• _Region annotation records_
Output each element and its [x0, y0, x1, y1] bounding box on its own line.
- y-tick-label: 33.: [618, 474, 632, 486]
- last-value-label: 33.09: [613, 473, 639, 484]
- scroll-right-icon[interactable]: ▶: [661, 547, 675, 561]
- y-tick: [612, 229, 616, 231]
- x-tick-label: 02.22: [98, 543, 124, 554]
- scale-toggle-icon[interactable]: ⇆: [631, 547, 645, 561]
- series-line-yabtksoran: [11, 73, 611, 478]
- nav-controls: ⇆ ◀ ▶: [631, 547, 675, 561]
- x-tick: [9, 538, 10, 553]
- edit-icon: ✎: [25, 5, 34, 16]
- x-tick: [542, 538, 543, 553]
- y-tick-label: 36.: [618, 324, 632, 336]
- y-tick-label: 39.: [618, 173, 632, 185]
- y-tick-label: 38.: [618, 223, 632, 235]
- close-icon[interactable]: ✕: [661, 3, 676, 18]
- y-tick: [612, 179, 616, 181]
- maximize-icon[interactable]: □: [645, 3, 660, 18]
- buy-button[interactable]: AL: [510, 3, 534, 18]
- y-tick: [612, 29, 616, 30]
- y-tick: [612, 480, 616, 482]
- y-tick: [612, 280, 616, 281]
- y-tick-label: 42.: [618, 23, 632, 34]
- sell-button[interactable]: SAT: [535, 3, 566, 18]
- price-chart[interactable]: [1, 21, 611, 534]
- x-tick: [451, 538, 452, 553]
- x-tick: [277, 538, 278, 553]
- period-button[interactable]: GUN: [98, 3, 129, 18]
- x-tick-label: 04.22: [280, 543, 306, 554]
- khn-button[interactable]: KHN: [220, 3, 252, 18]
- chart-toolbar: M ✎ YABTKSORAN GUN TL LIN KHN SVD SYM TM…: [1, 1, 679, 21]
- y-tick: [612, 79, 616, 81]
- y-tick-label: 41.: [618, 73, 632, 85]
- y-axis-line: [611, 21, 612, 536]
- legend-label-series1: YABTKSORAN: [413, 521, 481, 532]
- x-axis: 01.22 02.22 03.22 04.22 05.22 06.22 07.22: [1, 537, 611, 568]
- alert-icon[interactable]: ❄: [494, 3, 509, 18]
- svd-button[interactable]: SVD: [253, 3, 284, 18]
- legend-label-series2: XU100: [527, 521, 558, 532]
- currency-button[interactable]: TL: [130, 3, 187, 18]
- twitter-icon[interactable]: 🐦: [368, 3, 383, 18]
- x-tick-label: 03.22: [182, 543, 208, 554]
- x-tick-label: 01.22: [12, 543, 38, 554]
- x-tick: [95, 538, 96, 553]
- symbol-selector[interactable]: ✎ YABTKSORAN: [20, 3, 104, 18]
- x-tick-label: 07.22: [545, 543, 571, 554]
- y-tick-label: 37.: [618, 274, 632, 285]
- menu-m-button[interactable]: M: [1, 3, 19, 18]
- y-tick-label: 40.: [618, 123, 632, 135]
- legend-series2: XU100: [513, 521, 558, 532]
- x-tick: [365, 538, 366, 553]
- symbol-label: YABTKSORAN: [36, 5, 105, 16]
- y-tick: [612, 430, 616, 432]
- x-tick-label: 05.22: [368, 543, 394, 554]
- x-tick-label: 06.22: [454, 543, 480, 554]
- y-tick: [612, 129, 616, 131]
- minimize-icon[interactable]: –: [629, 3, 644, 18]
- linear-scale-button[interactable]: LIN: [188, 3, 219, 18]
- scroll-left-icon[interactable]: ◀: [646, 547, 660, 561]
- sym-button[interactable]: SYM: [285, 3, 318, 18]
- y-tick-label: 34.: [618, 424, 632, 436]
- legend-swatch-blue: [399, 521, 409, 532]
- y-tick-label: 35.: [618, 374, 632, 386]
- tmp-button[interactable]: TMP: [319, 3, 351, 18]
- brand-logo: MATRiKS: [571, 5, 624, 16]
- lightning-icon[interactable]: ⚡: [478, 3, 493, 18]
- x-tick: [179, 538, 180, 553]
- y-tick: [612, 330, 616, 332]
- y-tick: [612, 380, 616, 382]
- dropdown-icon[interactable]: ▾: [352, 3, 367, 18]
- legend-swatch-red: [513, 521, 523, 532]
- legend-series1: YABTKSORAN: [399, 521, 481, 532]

• _What to work on_
Render the lines above as a numbered list, leaving out any blank lines.

• _Result for this exercise_
1. Output each element and its [x0, y0, x1, y1] bounding box on its own line.
2. - y-tick-label: 33.: [618, 474, 632, 486]
3. - last-value-label: 33.09: [613, 473, 639, 484]
4. - scroll-right-icon[interactable]: ▶: [661, 547, 675, 561]
5. - y-tick: [612, 229, 616, 231]
6. - x-tick-label: 02.22: [98, 543, 124, 554]
7. - scale-toggle-icon[interactable]: ⇆: [631, 547, 645, 561]
8. - series-line-yabtksoran: [11, 73, 611, 478]
9. - nav-controls: ⇆ ◀ ▶: [631, 547, 675, 561]
10. - x-tick: [9, 538, 10, 553]
11. - edit-icon: ✎: [25, 5, 34, 16]
12. - x-tick: [542, 538, 543, 553]
13. - y-tick-label: 36.: [618, 324, 632, 336]
14. - y-tick-label: 39.: [618, 173, 632, 185]
15. - y-tick-label: 38.: [618, 223, 632, 235]
16. - close-icon[interactable]: ✕: [661, 3, 676, 18]
17. - y-tick: [612, 179, 616, 181]
18. - maximize-icon[interactable]: □: [645, 3, 660, 18]
19. - buy-button[interactable]: AL: [510, 3, 534, 18]
20. - y-tick: [612, 29, 616, 30]
21. - y-tick: [612, 480, 616, 482]
22. - y-tick: [612, 280, 616, 281]
23. - y-tick-label: 42.: [618, 23, 632, 34]
24. - sell-button[interactable]: SAT: [535, 3, 566, 18]
25. - price-chart[interactable]: [1, 21, 611, 534]
26. - x-tick: [451, 538, 452, 553]
27. - x-tick: [277, 538, 278, 553]
28. - period-button[interactable]: GUN: [98, 3, 129, 18]
29. - x-tick-label: 04.22: [280, 543, 306, 554]
30. - khn-button[interactable]: KHN: [220, 3, 252, 18]
31. - chart-toolbar: M ✎ YABTKSORAN GUN TL LIN KHN SVD SYM TM…: [1, 1, 679, 21]
32. - y-tick: [612, 79, 616, 81]
33. - y-tick-label: 41.: [618, 73, 632, 85]
34. - y-axis-line: [611, 21, 612, 536]
35. - legend-label-series1: YABTKSORAN: [413, 521, 481, 532]
36. - x-axis: 01.22 02.22 03.22 04.22 05.22 06.22 07.22: [1, 537, 611, 568]
37. - alert-icon[interactable]: ❄: [494, 3, 509, 18]
38. - svd-button[interactable]: SVD: [253, 3, 284, 18]
39. - legend-label-series2: XU100: [527, 521, 558, 532]
40. - currency-button[interactable]: TL: [130, 3, 187, 18]
41. - twitter-icon[interactable]: 🐦: [368, 3, 383, 18]
42. - x-tick-label: 03.22: [182, 543, 208, 554]
43. - x-tick-label: 01.22: [12, 543, 38, 554]
44. - x-tick: [95, 538, 96, 553]
45. - symbol-selector[interactable]: ✎ YABTKSORAN: [20, 3, 104, 18]
46. - x-tick-label: 07.22: [545, 543, 571, 554]
47. - y-tick-label: 37.: [618, 274, 632, 285]
48. - menu-m-button[interactable]: M: [1, 3, 19, 18]
49. - y-tick-label: 40.: [618, 123, 632, 135]
50. - legend-series2: XU100: [513, 521, 558, 532]
51. - x-tick: [365, 538, 366, 553]
52. - symbol-label: YABTKSORAN: [36, 5, 105, 16]
53. - y-tick: [612, 430, 616, 432]
54. - x-tick-label: 05.22: [368, 543, 394, 554]
55. - x-tick-label: 06.22: [454, 543, 480, 554]
56. - y-tick: [612, 129, 616, 131]
57. - minimize-icon[interactable]: –: [629, 3, 644, 18]
58. - linear-scale-button[interactable]: LIN: [188, 3, 219, 18]
59. - scroll-left-icon[interactable]: ◀: [646, 547, 660, 561]
60. - sym-button[interactable]: SYM: [285, 3, 318, 18]
61. - y-tick-label: 34.: [618, 424, 632, 436]
62. - legend-swatch-blue: [399, 521, 409, 532]
63. - y-tick-label: 35.: [618, 374, 632, 386]
64. - tmp-button[interactable]: TMP: [319, 3, 351, 18]
65. - brand-logo: MATRiKS: [571, 5, 624, 16]
66. - lightning-icon[interactable]: ⚡: [478, 3, 493, 18]
67. - x-tick: [179, 538, 180, 553]
68. - y-tick: [612, 330, 616, 332]
69. - y-tick: [612, 380, 616, 382]
70. - dropdown-icon[interactable]: ▾: [352, 3, 367, 18]
71. - legend-swatch-red: [513, 521, 523, 532]
72. - legend-series1: YABTKSORAN: [399, 521, 481, 532]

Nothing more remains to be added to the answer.